**WHAT TO PRODUCE:**
Go through the entries below and copy each line containing the word "type".

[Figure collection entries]
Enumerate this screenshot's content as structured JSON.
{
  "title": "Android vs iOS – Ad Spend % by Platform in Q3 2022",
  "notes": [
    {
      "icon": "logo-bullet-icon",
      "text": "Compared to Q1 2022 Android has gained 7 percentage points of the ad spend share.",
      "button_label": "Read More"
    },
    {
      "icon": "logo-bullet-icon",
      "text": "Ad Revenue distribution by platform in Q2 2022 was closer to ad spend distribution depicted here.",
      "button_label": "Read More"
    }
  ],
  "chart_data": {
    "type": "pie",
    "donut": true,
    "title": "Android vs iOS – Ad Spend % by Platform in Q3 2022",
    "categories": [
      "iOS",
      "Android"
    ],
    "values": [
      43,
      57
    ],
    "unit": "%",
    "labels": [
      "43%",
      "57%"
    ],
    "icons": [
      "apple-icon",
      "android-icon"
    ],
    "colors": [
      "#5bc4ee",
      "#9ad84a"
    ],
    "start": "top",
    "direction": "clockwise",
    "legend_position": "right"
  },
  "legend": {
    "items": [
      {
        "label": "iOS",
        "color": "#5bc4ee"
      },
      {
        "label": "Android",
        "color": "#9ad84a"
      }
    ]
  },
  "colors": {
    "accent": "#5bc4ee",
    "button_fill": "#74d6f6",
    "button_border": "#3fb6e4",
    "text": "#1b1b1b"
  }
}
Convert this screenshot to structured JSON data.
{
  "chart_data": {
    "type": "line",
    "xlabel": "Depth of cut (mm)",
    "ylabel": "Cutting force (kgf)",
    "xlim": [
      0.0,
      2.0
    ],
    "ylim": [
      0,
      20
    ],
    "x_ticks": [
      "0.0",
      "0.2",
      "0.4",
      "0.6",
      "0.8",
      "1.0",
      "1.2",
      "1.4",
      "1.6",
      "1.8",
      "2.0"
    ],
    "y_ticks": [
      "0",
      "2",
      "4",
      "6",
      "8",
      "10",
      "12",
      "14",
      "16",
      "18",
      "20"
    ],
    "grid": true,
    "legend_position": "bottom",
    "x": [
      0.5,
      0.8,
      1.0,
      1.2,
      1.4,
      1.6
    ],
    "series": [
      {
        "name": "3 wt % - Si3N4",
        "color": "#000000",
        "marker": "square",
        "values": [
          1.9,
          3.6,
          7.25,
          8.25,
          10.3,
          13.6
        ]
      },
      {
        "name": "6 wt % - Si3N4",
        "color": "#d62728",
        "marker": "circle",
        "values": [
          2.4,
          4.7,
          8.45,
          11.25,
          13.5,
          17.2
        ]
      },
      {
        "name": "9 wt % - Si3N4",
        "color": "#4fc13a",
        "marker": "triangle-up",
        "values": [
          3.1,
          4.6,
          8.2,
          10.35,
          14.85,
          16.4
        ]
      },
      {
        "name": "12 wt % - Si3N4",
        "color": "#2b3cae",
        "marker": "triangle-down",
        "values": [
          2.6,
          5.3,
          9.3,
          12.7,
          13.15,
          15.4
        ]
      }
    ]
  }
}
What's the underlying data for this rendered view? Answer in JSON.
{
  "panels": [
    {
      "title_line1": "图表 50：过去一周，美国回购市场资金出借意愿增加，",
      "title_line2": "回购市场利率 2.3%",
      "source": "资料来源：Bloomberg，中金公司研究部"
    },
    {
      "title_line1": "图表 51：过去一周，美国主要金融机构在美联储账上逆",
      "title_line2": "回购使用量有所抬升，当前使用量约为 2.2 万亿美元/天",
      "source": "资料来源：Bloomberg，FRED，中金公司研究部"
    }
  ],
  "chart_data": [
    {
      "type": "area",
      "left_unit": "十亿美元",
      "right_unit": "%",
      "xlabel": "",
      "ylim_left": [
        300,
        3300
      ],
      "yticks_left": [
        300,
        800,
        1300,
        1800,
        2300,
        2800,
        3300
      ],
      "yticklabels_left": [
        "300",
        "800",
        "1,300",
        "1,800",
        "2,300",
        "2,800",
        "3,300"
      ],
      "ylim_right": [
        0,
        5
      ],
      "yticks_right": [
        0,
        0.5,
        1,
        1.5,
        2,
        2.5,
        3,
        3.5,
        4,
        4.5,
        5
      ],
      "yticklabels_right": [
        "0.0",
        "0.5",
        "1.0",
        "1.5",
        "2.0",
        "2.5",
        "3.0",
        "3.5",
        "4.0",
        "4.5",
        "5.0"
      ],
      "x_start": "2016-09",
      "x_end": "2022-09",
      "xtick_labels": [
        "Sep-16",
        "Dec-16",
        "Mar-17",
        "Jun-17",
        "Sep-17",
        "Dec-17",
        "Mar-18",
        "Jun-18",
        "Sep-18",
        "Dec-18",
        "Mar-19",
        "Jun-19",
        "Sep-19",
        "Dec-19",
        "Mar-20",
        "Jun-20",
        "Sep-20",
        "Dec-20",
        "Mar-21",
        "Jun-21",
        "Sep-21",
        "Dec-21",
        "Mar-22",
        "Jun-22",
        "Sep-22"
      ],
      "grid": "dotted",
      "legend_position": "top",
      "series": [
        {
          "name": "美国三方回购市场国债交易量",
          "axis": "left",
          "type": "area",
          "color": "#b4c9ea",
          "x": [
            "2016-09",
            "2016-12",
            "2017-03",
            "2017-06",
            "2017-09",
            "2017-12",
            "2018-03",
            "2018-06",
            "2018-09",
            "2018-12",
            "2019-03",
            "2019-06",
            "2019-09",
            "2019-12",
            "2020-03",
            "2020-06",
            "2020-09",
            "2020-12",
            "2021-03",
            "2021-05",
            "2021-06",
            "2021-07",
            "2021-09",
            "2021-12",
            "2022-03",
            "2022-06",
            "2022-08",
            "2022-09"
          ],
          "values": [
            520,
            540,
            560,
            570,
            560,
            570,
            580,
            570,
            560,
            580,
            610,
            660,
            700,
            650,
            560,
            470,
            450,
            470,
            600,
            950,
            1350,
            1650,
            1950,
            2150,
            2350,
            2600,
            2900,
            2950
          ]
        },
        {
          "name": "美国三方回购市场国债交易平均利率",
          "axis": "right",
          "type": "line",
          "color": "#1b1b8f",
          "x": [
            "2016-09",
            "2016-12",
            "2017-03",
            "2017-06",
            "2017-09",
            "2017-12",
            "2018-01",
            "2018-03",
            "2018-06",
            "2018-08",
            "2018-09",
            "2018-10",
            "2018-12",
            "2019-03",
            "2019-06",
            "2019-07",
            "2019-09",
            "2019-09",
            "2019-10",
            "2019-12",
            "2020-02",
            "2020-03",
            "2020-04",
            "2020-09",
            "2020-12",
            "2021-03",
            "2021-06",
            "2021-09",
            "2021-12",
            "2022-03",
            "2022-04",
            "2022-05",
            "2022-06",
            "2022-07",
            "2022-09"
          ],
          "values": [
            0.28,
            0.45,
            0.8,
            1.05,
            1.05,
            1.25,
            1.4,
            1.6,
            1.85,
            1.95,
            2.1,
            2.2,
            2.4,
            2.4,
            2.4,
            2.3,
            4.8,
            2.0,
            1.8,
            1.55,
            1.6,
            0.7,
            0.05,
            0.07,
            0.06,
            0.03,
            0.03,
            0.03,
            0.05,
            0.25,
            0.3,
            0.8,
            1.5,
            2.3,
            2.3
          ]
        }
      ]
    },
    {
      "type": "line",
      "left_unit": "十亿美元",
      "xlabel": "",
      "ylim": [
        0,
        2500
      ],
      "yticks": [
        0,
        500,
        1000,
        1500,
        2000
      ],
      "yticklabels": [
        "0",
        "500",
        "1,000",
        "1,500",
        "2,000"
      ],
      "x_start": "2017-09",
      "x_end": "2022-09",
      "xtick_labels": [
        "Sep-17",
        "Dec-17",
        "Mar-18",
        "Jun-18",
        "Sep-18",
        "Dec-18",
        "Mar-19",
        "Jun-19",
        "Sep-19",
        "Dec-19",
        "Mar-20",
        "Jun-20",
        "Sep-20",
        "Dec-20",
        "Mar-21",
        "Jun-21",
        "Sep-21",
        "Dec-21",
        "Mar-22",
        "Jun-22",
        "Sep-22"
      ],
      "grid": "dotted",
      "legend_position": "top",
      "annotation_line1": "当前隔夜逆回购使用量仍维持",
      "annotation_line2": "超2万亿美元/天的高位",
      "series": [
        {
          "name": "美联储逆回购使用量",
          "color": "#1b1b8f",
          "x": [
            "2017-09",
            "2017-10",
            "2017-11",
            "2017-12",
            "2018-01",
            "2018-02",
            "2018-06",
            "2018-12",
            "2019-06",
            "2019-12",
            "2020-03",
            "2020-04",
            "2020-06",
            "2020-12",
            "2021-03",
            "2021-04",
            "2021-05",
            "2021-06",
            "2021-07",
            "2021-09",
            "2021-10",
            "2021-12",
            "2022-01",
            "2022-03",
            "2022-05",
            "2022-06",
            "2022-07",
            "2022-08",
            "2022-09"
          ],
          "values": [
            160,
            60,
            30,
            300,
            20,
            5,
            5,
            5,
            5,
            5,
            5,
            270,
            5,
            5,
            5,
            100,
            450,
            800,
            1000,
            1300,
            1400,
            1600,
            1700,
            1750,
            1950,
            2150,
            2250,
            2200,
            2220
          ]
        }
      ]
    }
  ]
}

**ANSWER TO THIS PROBLEM:**
    "type": "pie",
    "type": "line",
      "type": "area",
          "type": "area",
          "type": "line",
      "type": "line",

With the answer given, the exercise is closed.